§ **WHAT IS NEEDED**
Please find all lines in the data that hold the string "JSON" and copy them.

§ **DATA FOR THIS TASK**

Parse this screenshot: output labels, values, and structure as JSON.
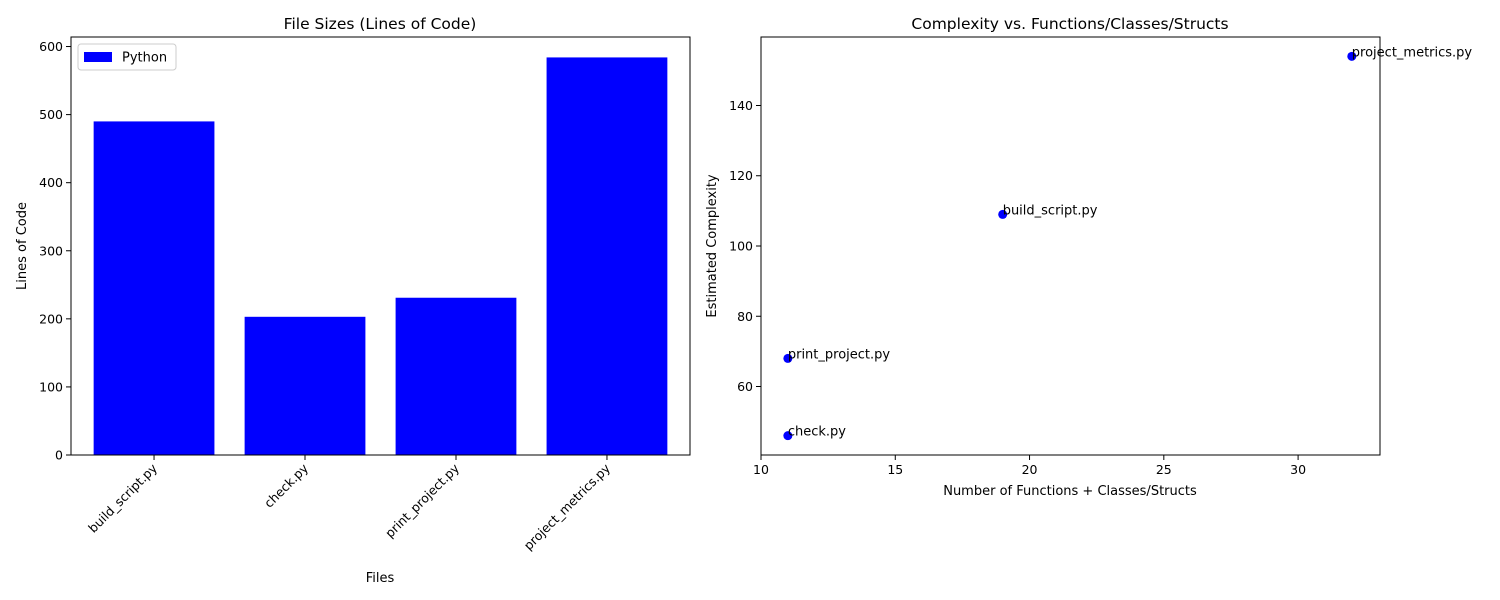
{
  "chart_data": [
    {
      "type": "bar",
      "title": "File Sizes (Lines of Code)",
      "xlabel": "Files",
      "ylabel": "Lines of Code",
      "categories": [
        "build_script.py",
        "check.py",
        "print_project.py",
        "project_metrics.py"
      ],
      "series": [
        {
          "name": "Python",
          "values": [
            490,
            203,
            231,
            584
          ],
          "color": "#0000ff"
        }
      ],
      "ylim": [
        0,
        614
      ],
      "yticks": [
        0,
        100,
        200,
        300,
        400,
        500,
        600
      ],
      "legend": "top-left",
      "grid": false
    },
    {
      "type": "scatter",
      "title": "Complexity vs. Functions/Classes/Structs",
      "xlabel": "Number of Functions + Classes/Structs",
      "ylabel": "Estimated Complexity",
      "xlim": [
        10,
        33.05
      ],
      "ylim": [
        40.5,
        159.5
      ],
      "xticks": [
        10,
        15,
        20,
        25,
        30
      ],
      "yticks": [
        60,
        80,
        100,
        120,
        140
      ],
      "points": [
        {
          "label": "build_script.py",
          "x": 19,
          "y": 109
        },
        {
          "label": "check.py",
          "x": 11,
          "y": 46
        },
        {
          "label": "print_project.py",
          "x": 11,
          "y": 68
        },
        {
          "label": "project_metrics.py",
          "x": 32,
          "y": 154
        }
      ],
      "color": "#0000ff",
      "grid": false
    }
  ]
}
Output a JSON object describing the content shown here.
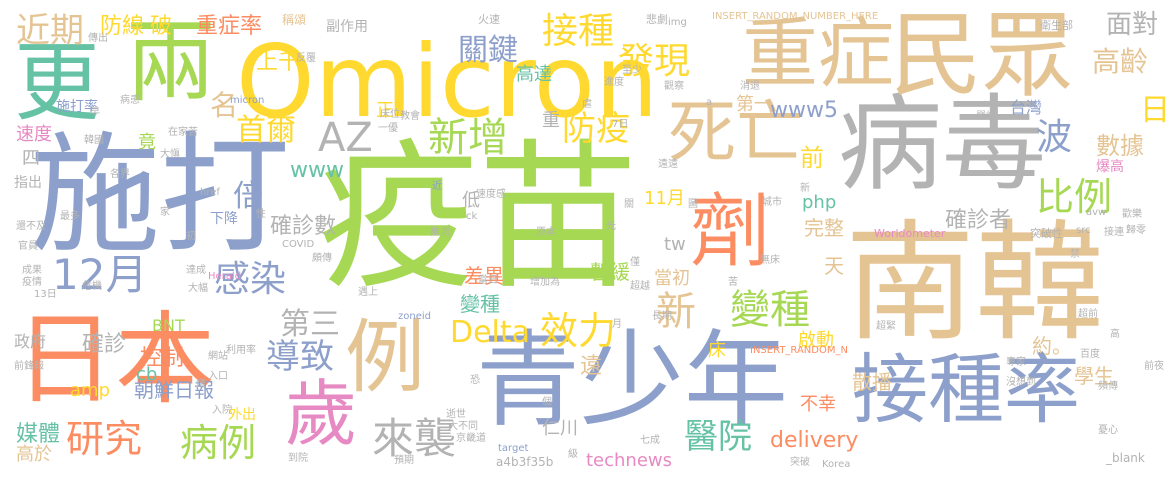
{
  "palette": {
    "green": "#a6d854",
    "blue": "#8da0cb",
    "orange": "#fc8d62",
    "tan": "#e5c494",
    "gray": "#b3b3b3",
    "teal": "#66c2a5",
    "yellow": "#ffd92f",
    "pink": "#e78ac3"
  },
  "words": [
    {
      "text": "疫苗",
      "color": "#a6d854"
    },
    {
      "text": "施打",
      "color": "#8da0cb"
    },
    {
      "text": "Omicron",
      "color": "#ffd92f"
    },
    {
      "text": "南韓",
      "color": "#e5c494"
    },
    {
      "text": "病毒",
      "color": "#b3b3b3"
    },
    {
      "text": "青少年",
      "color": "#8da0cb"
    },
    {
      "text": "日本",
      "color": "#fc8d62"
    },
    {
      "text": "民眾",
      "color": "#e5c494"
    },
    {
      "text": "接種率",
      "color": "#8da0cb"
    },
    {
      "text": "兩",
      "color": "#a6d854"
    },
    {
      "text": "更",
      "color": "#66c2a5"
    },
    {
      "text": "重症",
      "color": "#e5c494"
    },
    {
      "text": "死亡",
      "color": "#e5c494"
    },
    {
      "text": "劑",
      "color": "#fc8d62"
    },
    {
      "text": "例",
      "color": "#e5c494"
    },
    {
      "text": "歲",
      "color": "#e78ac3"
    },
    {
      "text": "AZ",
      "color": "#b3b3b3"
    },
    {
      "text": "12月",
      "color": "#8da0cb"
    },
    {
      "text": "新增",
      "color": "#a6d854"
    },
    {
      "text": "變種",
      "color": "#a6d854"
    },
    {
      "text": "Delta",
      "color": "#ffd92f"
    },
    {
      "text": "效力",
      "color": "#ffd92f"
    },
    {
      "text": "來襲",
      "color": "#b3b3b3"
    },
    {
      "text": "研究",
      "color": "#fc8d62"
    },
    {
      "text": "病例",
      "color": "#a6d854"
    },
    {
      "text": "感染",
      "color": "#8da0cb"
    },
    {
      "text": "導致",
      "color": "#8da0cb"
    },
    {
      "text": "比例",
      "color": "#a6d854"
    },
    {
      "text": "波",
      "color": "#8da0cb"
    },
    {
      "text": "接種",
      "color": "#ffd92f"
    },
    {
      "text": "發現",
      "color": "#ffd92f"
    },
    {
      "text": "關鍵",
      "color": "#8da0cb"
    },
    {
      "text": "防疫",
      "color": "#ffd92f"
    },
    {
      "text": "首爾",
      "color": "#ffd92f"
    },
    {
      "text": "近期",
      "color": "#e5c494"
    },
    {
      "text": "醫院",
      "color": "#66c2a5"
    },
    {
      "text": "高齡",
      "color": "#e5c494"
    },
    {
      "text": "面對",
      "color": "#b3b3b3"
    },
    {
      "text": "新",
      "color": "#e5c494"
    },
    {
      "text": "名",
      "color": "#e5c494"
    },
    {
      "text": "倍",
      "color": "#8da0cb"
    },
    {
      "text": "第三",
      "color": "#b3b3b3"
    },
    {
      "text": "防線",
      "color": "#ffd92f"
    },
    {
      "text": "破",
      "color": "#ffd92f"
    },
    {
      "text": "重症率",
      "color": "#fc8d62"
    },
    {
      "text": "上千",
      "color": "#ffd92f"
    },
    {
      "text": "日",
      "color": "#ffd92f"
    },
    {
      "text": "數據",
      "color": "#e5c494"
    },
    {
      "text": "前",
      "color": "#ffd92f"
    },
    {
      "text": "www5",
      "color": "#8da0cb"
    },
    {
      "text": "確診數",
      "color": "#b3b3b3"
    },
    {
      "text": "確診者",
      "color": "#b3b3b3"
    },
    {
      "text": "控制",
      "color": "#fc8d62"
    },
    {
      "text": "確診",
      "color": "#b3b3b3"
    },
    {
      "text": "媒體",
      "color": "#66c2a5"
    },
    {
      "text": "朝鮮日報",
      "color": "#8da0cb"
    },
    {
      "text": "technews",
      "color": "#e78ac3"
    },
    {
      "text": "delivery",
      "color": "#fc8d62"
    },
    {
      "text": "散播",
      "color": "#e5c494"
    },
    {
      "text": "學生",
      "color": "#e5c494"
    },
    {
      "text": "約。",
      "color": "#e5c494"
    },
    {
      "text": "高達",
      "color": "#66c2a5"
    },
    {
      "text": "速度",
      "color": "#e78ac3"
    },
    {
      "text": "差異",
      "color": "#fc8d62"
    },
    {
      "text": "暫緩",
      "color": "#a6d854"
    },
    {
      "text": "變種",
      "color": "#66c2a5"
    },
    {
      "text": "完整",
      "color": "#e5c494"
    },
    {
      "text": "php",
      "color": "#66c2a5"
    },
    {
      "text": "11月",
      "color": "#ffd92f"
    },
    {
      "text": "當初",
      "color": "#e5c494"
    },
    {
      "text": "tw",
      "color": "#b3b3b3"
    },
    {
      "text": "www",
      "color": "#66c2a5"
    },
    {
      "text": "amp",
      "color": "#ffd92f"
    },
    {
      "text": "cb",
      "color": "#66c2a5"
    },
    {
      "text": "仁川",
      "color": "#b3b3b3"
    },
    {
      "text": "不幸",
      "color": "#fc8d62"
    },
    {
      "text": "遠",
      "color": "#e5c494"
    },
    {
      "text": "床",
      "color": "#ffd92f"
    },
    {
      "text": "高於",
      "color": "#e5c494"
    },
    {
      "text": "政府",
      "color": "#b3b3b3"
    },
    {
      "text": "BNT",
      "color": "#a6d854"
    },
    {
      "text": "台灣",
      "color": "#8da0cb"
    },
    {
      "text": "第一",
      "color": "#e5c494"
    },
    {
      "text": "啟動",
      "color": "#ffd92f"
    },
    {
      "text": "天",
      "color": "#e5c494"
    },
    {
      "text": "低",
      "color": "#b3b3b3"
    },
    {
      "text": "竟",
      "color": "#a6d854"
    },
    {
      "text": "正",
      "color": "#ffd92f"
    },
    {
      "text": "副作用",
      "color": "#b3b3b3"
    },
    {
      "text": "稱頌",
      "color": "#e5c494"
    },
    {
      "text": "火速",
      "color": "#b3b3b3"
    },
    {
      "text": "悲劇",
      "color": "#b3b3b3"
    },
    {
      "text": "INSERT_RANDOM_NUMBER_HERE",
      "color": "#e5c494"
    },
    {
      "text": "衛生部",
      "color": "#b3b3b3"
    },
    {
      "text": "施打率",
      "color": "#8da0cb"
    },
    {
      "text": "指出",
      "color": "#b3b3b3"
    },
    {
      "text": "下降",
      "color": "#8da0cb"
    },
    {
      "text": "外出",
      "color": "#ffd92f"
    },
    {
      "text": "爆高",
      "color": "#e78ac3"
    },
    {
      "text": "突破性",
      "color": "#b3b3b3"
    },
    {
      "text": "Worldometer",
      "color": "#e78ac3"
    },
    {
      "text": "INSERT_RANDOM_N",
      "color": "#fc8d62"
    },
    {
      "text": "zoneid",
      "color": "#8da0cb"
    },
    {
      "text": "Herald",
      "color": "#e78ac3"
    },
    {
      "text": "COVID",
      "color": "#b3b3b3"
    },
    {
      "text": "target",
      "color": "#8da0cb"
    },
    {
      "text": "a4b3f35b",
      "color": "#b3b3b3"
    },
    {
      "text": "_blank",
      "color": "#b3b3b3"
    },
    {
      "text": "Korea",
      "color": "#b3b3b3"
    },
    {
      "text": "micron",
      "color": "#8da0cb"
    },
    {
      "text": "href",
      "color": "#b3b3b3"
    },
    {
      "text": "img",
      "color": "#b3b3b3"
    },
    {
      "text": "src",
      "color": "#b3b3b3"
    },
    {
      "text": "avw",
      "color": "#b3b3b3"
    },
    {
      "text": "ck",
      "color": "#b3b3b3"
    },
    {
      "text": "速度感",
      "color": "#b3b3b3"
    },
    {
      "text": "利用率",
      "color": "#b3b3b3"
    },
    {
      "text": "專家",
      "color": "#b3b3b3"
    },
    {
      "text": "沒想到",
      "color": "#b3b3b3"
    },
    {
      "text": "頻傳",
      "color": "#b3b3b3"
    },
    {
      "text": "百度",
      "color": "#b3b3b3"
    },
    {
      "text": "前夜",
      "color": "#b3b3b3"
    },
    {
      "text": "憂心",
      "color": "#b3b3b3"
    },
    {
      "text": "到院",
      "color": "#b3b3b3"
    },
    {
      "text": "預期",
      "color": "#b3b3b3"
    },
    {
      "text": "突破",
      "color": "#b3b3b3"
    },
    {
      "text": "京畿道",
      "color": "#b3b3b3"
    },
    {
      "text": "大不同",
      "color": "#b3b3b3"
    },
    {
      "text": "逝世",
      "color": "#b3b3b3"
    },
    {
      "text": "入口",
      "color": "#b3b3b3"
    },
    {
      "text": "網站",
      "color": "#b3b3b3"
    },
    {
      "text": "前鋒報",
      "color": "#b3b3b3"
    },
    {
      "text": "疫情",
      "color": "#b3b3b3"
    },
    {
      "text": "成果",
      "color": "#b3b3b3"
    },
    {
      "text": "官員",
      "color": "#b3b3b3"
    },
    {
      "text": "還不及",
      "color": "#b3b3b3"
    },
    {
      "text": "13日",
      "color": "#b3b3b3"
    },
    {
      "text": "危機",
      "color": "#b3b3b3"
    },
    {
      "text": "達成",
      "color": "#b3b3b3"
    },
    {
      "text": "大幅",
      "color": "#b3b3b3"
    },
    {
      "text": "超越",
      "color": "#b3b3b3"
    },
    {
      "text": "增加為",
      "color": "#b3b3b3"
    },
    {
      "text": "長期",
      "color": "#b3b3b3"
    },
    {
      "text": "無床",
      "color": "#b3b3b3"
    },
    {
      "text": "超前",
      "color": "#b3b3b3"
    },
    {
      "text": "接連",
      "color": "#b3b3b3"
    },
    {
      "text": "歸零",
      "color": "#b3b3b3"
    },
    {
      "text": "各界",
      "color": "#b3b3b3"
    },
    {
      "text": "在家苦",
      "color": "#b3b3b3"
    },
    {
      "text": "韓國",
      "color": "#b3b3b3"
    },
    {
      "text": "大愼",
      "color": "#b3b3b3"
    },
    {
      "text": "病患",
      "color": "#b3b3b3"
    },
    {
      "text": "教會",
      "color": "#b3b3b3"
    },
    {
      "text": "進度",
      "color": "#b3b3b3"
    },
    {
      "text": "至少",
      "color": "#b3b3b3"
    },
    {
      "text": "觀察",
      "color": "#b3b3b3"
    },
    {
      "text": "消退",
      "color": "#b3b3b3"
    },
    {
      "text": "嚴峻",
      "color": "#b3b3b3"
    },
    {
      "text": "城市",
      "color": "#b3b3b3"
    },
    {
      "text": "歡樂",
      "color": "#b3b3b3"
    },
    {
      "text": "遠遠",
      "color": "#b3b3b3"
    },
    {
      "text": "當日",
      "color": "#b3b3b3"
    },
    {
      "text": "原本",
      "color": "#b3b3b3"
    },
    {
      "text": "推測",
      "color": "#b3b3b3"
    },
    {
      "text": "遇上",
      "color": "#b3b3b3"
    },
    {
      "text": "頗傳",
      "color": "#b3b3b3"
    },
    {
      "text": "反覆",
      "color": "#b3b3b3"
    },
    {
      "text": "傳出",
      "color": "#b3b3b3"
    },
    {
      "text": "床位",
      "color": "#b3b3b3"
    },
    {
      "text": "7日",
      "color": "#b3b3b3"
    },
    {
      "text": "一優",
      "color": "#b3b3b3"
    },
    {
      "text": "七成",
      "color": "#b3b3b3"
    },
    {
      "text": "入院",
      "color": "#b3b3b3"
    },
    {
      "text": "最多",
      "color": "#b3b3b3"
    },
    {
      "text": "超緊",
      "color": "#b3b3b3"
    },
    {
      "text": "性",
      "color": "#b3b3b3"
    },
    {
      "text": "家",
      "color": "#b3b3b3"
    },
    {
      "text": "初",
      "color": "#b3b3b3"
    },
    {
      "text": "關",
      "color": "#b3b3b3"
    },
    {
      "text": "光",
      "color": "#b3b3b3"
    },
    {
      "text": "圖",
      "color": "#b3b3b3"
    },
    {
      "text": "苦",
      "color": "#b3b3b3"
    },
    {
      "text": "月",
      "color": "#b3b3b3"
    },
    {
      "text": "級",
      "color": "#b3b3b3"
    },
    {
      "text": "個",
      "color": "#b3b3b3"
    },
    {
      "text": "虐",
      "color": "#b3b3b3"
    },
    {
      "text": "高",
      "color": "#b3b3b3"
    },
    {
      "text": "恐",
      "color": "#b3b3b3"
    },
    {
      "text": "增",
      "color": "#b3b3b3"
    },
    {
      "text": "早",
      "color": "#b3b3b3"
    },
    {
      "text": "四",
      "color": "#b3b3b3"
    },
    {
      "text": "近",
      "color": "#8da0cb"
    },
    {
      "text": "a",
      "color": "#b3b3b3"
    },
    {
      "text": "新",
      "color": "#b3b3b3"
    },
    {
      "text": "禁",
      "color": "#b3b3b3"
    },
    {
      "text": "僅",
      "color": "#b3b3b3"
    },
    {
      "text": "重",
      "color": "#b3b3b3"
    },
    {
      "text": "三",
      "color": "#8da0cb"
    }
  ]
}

§ **RESULT OF THE EXERCISE**
Parse this screenshot: output labels, values, and structure as JSON.
Output a JSON object describing the content shown here.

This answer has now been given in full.